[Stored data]

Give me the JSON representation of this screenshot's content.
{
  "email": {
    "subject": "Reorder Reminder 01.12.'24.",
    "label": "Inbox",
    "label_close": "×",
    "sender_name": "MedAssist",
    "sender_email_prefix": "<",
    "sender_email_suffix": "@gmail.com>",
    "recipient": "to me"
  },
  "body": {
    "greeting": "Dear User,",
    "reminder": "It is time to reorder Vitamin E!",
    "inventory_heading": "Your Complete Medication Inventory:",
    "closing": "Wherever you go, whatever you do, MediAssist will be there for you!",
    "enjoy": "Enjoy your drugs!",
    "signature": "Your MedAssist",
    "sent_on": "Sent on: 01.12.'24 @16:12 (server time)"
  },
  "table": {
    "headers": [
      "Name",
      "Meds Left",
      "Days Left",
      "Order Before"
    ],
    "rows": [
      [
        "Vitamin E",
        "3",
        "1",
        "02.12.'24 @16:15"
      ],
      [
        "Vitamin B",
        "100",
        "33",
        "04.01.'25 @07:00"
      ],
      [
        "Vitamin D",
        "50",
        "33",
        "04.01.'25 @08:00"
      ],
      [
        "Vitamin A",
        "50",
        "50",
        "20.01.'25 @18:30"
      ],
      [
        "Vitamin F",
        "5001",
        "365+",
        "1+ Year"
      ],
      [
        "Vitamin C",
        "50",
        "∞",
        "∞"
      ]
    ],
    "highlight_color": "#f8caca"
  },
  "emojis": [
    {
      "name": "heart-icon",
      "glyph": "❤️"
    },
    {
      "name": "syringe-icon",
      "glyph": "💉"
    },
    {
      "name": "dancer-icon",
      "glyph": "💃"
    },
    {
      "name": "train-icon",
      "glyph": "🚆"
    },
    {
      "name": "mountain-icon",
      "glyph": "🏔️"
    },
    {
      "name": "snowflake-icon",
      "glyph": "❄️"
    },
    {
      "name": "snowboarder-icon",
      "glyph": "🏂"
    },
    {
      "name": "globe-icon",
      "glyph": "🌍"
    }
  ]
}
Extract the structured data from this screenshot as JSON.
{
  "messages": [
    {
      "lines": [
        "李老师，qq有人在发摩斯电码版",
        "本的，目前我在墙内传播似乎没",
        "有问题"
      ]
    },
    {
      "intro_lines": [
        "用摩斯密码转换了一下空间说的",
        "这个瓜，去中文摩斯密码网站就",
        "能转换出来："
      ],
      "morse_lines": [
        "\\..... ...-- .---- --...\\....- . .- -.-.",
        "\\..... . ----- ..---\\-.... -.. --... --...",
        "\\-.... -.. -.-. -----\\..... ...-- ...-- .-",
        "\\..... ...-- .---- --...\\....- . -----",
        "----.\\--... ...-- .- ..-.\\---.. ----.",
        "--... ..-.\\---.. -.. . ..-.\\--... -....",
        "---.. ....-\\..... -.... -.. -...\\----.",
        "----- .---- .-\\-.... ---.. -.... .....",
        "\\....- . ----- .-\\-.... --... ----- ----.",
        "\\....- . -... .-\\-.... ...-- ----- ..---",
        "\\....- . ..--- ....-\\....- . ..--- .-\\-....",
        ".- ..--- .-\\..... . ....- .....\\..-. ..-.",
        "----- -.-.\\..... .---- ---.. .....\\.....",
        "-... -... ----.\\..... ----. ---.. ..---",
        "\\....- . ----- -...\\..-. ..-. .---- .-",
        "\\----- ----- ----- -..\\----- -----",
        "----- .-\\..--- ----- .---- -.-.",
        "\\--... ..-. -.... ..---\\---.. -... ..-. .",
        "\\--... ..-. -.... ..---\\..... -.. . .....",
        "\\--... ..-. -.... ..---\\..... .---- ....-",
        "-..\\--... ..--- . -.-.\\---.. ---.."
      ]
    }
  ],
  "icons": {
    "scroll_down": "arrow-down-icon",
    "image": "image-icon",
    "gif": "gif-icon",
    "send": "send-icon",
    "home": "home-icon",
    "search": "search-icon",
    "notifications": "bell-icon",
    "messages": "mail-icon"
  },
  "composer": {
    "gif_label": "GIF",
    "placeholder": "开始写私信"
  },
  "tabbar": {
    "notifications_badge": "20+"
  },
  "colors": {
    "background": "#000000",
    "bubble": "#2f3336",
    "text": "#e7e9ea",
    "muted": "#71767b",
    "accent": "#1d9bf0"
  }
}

## GOAL OF THE EXERCISE
Report all lines of the material that contain the word "MedAssist".

## SOLUTION
    "sender_name": "MedAssist",
    "signature": "Your MedAssist",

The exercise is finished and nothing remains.